» **EXERCISE DETAILS**: Give the number of lines in the data that hold the string "issues". Nothing else is needed.
▼
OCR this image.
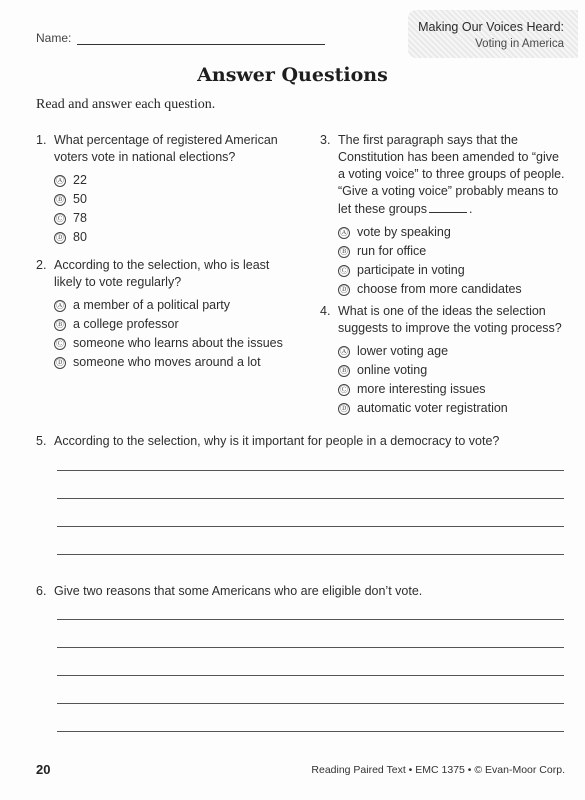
Name:
Making Our Voices Heard:
Voting in America
Answer Questions
Read and answer each question.
1. What percentage of registered American
voters vote in national elections?
Ⓐ 22
Ⓑ 50
Ⓒ 78
Ⓓ 80
2. According to the selection, who is least
likely to vote regularly?
Ⓐ a member of a political party
Ⓑ a college professor
Ⓒ someone who learns about the issues
Ⓓ someone who moves around a lot
3. The first paragraph says that the
Constitution has been amended to “give
a voting voice” to three groups of people.
“Give a voting voice” probably means to
let these groups	.
Ⓐ vote by speaking
Ⓑ run for office
Ⓒ participate in voting
Ⓓ choose from more candidates
4. What is one of the ideas the selection
suggests to improve the voting process?
Ⓐ lower voting age
Ⓑ online voting
Ⓒ more interesting issues
Ⓓ automatic voter registration
5. According to the selection, why is it important for people in a democracy to vote?
6. Give two reasons that some Americans who are eligible don’t vote.
20	Reading Paired Text • EMC 1375 • © Evan-Moor Corp.
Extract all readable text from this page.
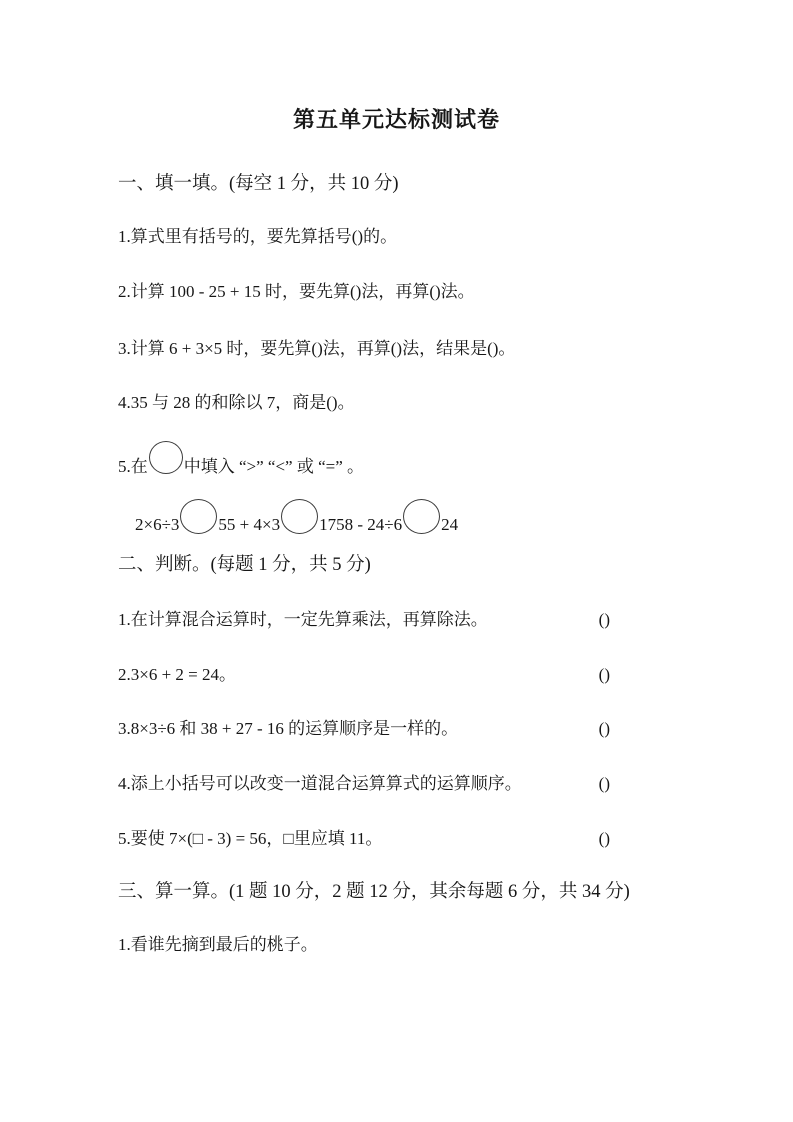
第五单元达标测试卷
一、填一填。(每空 1 分，共 10 分)
1.算式里有括号的，要先算括号()的。
2.计算 100 - 25 + 15 时，要先算()法，再算()法。
3.计算 6 + 3×5 时，要先算()法，再算()法，结果是()。
4.35 与 28 的和除以 7，商是()。
5.在 中填入 “>” “<” 或 “=” 。
2×6÷3 55 + 4×3 1758 - 24÷6 24
二、判断。(每题 1 分，共 5 分)
1.在计算混合运算时，一定先算乘法，再算除法。	()
2.3×6 + 2 = 24。	()
3.8×3÷6 和 38 + 27 - 16 的运算顺序是一样的。	()
4.添上小括号可以改变一道混合运算算式的运算顺序。	()
5.要使 7×(□ - 3) = 56，□里应填 11。	()
三、算一算。(1 题 10 分，2 题 12 分，其余每题 6 分，共 34 分)
1.看谁先摘到最后的桃子。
▲
» **WRITTEN RESPONSE**: 2